══ Provided records ══

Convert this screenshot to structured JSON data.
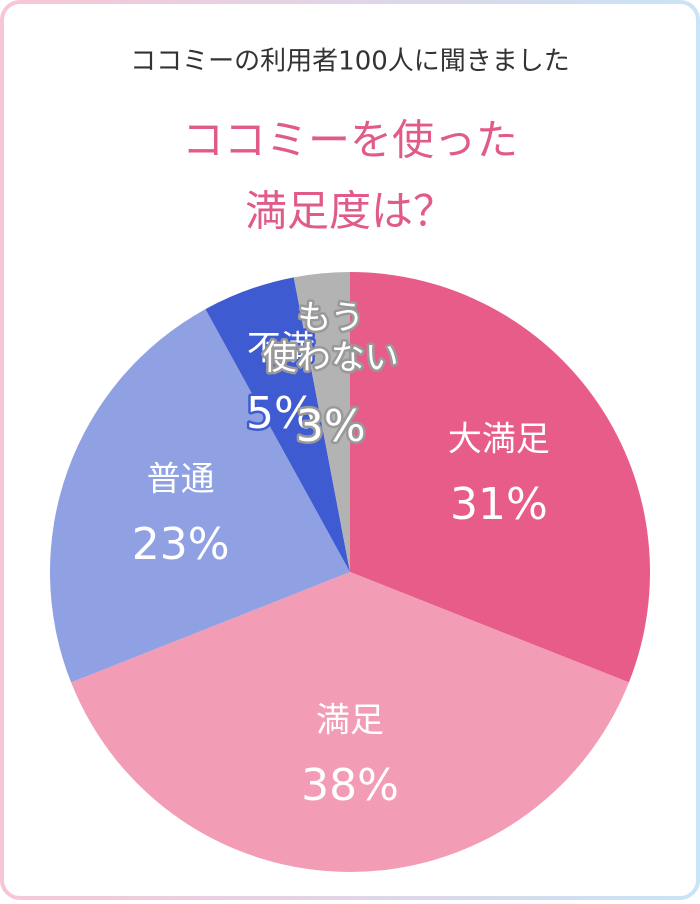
{
  "chart_data": {
    "type": "pie",
    "subtitle": "ココミーの利用者100人に聞きました",
    "title": [
      "ココミーを使った",
      "満足度は？"
    ],
    "categories": [
      "大満足",
      "満足",
      "普通",
      "不満",
      "もう使わない"
    ],
    "values": [
      31,
      38,
      23,
      5,
      3
    ],
    "value_labels": [
      "31%",
      "38%",
      "23%",
      "5%",
      "3%"
    ],
    "colors": [
      "#e85c8a",
      "#f29db5",
      "#8fa0e3",
      "#3f5bd1",
      "#b3b3b3"
    ]
  }
}
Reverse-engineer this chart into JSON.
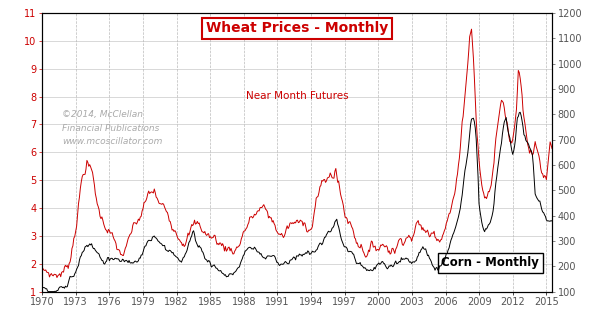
{
  "title_line1": "Wheat Prices - Monthly",
  "title_line2": "Near Month Futures",
  "watermark": "©2014, McClellan\nFinancial Publications\nwww.mcoscillator.com",
  "corn_label": "Corn - Monthly",
  "left_yticks": [
    1,
    2,
    3,
    4,
    5,
    6,
    7,
    8,
    9,
    10,
    11
  ],
  "right_yticks": [
    100,
    200,
    300,
    400,
    500,
    600,
    700,
    800,
    900,
    1000,
    1100,
    1200
  ],
  "left_ylim": [
    1.0,
    11.0
  ],
  "right_ylim": [
    100,
    1200
  ],
  "xlim_start": 1970.0,
  "xlim_end": 2015.5,
  "xticks": [
    1970,
    1973,
    1976,
    1979,
    1982,
    1985,
    1988,
    1991,
    1994,
    1997,
    2000,
    2003,
    2006,
    2009,
    2012,
    2015
  ],
  "wheat_color": "#cc0000",
  "corn_color": "#000000",
  "background_color": "#ffffff",
  "grid_color": "#bbbbbb",
  "title_box_color": "#cc0000"
}
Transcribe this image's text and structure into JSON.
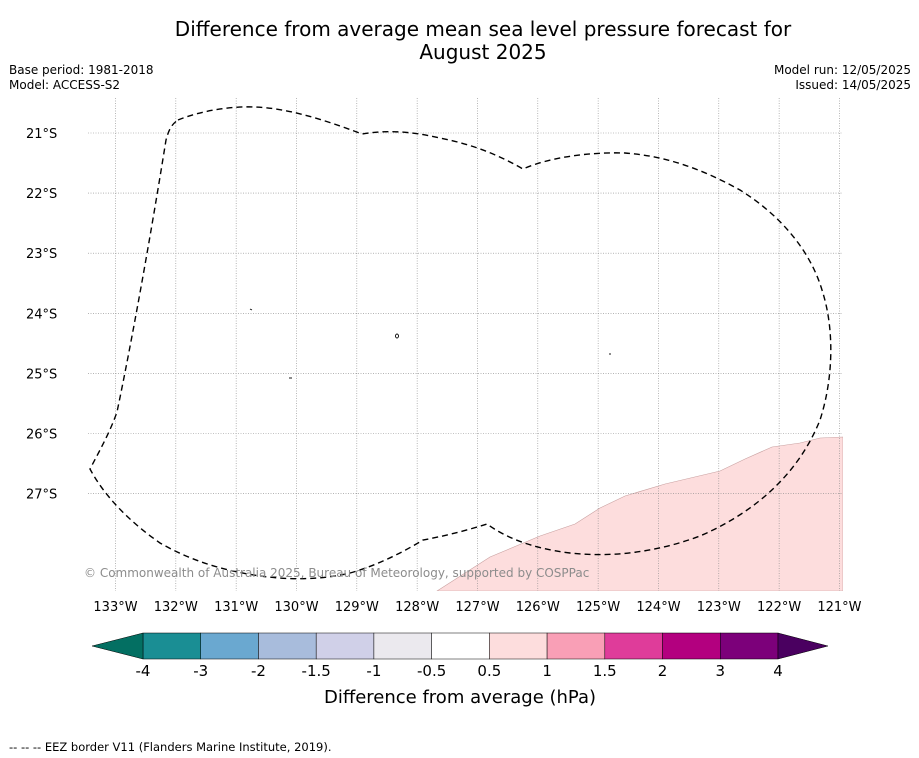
{
  "title_line1": "Difference from average mean sea level pressure forecast for",
  "title_line2": "August 2025",
  "base_period": "Base period: 1981-2018",
  "model": "Model: ACCESS-S2",
  "model_run": "Model run: 12/05/2025",
  "issued": "Issued: 14/05/2025",
  "copyright": "© Commonwealth of Australia 2025, Bureau of Meteorology, supported by COSPPac",
  "footnote": "--  --  -- EEZ border V11 (Flanders Marine Institute, 2019).",
  "colors": {
    "anomaly_fill": "#fddddd",
    "eez_line": "#000000",
    "grid": "#888888"
  },
  "map": {
    "lat_labels": [
      "21°S",
      "22°S",
      "23°S",
      "24°S",
      "25°S",
      "26°S",
      "27°S"
    ],
    "lon_labels": [
      "133°W",
      "132°W",
      "131°W",
      "130°W",
      "129°W",
      "128°W",
      "127°W",
      "126°W",
      "125°W",
      "124°W",
      "123°W",
      "122°W",
      "121°W"
    ]
  },
  "colorbar": {
    "label": "Difference from average (hPa)",
    "tick_labels": [
      "-4",
      "-3",
      "-2",
      "-1.5",
      "-1",
      "-0.5",
      "0.5",
      "1",
      "1.5",
      "2",
      "3",
      "4"
    ],
    "colors": [
      "#1a8e94",
      "#6aa8d0",
      "#a8bcdc",
      "#d0d0e8",
      "#ebe9ee",
      "#ffffff",
      "#fddddd",
      "#f99fb6",
      "#df3c9a",
      "#b3007f",
      "#7c007a"
    ],
    "under_color": "#036f62",
    "over_color": "#4a0060"
  }
}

═══

_Exercise aim_. Give the data again exactly as written, with all pictures left out.

_Exercise response_.
Convert this screenshot to structured JSON data.
{
  "chart_data": {
    "type": "pie",
    "subtitle": "ココミーの利用者100人に聞きました",
    "title": [
      "ココミーを使った",
      "満足度は？"
    ],
    "categories": [
      "大満足",
      "満足",
      "普通",
      "不満",
      "もう使わない"
    ],
    "values": [
      31,
      38,
      23,
      5,
      3
    ],
    "value_labels": [
      "31%",
      "38%",
      "23%",
      "5%",
      "3%"
    ],
    "colors": [
      "#e85c8a",
      "#f29db5",
      "#8fa0e3",
      "#3f5bd1",
      "#b3b3b3"
    ]
  }
}
Reverse-engineer this chart into JSON.
{
  "title_line1": "Wheat Prices - Monthly",
  "title_line2": "Near Month Futures",
  "watermark": "©2014, McClellan\nFinancial Publications\nwww.mcoscillator.com",
  "corn_label": "Corn - Monthly",
  "left_yticks": [
    1,
    2,
    3,
    4,
    5,
    6,
    7,
    8,
    9,
    10,
    11
  ],
  "right_yticks": [
    100,
    200,
    300,
    400,
    500,
    600,
    700,
    800,
    900,
    1000,
    1100,
    1200
  ],
  "left_ylim": [
    1.0,
    11.0
  ],
  "right_ylim": [
    100,
    1200
  ],
  "xlim_start": 1970.0,
  "xlim_end": 2015.5,
  "xticks": [
    1970,
    1973,
    1976,
    1979,
    1982,
    1985,
    1988,
    1991,
    1994,
    1997,
    2000,
    2003,
    2006,
    2009,
    2012,
    2015
  ],
  "wheat_color": "#cc0000",
  "corn_color": "#000000",
  "background_color": "#ffffff",
  "grid_color": "#bbbbbb",
  "title_box_color": "#cc0000"
}
Transcribe this image's text and structure into JSON.
{
  "title_line1": "Difference from average mean sea level pressure forecast for",
  "title_line2": "August 2025",
  "base_period": "Base period: 1981-2018",
  "model": "Model: ACCESS-S2",
  "model_run": "Model run: 12/05/2025",
  "issued": "Issued: 14/05/2025",
  "copyright": "© Commonwealth of Australia 2025, Bureau of Meteorology, supported by COSPPac",
  "footnote": "--  --  -- EEZ border V11 (Flanders Marine Institute, 2019).",
  "colors": {
    "anomaly_fill": "#fddddd",
    "eez_line": "#000000",
    "grid": "#888888"
  },
  "map": {
    "lat_labels": [
      "21°S",
      "22°S",
      "23°S",
      "24°S",
      "25°S",
      "26°S",
      "27°S"
    ],
    "lon_labels": [
      "133°W",
      "132°W",
      "131°W",
      "130°W",
      "129°W",
      "128°W",
      "127°W",
      "126°W",
      "125°W",
      "124°W",
      "123°W",
      "122°W",
      "121°W"
    ]
  },
  "colorbar": {
    "label": "Difference from average (hPa)",
    "tick_labels": [
      "-4",
      "-3",
      "-2",
      "-1.5",
      "-1",
      "-0.5",
      "0.5",
      "1",
      "1.5",
      "2",
      "3",
      "4"
    ],
    "colors": [
      "#1a8e94",
      "#6aa8d0",
      "#a8bcdc",
      "#d0d0e8",
      "#ebe9ee",
      "#ffffff",
      "#fddddd",
      "#f99fb6",
      "#df3c9a",
      "#b3007f",
      "#7c007a"
    ],
    "under_color": "#036f62",
    "over_color": "#4a0060"
  }
}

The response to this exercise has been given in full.